### WRITTEN EXERCISE:
Print all entries precisely as they are written.

### GIVEN RECORDS:
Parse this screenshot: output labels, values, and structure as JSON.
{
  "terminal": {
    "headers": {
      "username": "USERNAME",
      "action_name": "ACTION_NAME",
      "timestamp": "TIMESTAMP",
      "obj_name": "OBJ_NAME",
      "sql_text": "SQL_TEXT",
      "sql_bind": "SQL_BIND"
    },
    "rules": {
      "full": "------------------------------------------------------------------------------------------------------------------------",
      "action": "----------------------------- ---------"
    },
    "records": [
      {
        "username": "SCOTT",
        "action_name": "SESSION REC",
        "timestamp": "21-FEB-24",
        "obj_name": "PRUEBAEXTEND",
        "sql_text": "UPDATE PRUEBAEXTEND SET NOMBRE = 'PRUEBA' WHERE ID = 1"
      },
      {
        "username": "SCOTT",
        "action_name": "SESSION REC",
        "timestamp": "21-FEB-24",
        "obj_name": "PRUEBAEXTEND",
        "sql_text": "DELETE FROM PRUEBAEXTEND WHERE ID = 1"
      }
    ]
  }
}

### ANSWER TO THIS TASK:
Parse this screenshot: output labels, values, and structure as JSON.
{
  "terminal": {
    "headers": {
      "username": "USERNAME",
      "action_name": "ACTION_NAME",
      "timestamp": "TIMESTAMP",
      "obj_name": "OBJ_NAME",
      "sql_text": "SQL_TEXT",
      "sql_bind": "SQL_BIND"
    },
    "rules": {
      "full": "------------------------------------------------------------------------------------------------------------------------",
      "action": "----------------------------- ---------"
    },
    "records": [
      {
        "username": "SCOTT",
        "action_name": "SESSION REC",
        "timestamp": "21-FEB-24",
        "obj_name": "PRUEBAEXTEND",
        "sql_text": "UPDATE PRUEBAEXTEND SET NOMBRE = 'PRUEBA' WHERE ID = 1"
      },
      {
        "username": "SCOTT",
        "action_name": "SESSION REC",
        "timestamp": "21-FEB-24",
        "obj_name": "PRUEBAEXTEND",
        "sql_text": "DELETE FROM PRUEBAEXTEND WHERE ID = 1"
      }
    ]
  }
}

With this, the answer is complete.